### [Task]
Identify every line in the records below that contains the word "specjalnych", and reproduce each one.

========

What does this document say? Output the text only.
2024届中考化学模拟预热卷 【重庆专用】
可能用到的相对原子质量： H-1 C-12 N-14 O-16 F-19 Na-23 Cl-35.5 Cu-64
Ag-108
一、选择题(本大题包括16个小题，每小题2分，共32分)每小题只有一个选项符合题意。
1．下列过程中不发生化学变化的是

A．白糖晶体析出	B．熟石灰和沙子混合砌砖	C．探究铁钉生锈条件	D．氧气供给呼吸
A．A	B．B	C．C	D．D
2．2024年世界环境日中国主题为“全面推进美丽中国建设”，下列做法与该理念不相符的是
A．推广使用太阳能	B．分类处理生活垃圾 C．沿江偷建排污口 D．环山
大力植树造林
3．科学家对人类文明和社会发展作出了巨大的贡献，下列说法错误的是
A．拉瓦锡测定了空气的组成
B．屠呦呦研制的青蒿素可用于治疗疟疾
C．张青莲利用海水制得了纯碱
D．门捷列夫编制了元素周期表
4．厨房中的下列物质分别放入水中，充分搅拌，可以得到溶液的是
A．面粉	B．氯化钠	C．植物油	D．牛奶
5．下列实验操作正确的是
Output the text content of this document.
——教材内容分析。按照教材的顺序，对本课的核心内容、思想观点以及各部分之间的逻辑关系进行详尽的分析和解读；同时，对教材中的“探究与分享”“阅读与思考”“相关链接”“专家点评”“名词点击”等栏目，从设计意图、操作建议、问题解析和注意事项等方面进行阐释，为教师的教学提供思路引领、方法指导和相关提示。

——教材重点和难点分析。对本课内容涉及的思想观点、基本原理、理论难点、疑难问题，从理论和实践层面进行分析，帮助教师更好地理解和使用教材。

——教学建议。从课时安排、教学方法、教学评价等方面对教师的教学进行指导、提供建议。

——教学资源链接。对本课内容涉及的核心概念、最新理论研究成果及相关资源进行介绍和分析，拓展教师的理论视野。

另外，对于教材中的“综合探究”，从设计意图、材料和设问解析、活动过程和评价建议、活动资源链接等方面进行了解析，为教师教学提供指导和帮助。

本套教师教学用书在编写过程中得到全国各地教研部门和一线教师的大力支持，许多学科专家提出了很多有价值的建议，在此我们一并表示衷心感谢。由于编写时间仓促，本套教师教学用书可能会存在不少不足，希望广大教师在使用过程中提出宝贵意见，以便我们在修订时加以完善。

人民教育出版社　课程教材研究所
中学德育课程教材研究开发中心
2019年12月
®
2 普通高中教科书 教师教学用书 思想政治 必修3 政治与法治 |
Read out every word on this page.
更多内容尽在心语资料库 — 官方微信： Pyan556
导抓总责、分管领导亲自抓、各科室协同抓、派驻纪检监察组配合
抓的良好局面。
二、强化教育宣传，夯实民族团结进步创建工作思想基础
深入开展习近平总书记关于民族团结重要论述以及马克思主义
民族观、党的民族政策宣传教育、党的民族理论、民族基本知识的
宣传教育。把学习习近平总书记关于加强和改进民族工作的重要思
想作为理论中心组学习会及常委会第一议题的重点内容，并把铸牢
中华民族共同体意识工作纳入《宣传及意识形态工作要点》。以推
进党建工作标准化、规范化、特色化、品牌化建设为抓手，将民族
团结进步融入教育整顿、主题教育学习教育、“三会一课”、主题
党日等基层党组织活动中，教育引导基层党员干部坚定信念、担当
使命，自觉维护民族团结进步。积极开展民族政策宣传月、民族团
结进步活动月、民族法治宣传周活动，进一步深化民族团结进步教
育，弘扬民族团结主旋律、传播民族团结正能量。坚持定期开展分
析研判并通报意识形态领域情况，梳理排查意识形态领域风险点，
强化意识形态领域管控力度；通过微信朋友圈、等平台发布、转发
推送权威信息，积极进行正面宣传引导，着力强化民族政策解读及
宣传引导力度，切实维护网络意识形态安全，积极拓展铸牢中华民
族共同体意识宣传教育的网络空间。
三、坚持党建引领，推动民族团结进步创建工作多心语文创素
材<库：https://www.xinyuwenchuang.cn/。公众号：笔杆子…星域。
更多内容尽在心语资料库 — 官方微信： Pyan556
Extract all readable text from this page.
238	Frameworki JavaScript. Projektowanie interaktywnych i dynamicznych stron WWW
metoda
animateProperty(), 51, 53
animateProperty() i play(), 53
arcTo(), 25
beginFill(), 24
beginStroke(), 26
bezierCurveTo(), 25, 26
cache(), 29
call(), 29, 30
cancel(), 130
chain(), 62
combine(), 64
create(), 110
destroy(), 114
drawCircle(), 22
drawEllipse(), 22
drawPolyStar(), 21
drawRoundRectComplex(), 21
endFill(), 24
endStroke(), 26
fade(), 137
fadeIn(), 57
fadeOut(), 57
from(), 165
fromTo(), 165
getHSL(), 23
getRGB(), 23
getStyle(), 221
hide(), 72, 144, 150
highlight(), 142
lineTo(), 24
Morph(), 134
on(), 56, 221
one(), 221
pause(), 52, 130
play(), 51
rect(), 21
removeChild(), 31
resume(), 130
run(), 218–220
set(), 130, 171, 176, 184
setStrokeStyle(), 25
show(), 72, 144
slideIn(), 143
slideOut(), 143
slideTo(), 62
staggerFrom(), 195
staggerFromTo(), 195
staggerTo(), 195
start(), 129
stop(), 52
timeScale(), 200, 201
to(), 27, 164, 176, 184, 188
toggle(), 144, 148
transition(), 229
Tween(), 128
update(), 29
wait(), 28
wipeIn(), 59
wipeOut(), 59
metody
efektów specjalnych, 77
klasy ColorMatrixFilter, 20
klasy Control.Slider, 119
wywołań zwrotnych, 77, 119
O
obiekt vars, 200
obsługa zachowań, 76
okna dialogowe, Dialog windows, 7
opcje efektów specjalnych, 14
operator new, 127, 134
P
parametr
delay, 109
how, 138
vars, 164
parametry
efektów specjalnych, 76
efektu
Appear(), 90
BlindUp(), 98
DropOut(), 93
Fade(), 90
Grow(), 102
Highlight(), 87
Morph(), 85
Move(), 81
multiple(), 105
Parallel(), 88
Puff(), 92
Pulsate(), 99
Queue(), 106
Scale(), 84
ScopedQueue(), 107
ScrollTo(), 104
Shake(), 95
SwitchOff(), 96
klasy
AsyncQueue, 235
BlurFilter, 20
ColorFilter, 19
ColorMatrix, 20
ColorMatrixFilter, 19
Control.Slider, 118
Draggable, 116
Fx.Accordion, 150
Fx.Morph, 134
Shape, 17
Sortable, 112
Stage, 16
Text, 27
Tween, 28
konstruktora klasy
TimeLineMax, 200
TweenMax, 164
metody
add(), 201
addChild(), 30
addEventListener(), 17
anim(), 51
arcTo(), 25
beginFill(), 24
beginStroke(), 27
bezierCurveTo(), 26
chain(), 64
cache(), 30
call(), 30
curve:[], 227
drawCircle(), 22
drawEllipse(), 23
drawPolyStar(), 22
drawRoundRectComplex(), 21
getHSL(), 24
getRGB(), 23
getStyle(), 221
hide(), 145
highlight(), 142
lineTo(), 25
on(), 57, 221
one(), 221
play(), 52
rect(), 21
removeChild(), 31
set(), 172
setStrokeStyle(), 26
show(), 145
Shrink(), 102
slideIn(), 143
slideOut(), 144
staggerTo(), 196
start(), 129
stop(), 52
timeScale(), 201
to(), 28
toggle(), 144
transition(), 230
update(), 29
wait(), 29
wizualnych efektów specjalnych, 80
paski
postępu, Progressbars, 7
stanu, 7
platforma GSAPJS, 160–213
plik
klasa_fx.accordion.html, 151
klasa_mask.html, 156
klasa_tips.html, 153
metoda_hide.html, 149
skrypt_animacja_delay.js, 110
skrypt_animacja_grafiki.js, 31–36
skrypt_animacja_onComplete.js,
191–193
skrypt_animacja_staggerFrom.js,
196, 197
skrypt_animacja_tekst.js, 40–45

========

### [The reply]
efektów specjalnych, 77
opcje efektów specjalnych, 14
efektów specjalnych, 76
wizualnych efektów specjalnych, 80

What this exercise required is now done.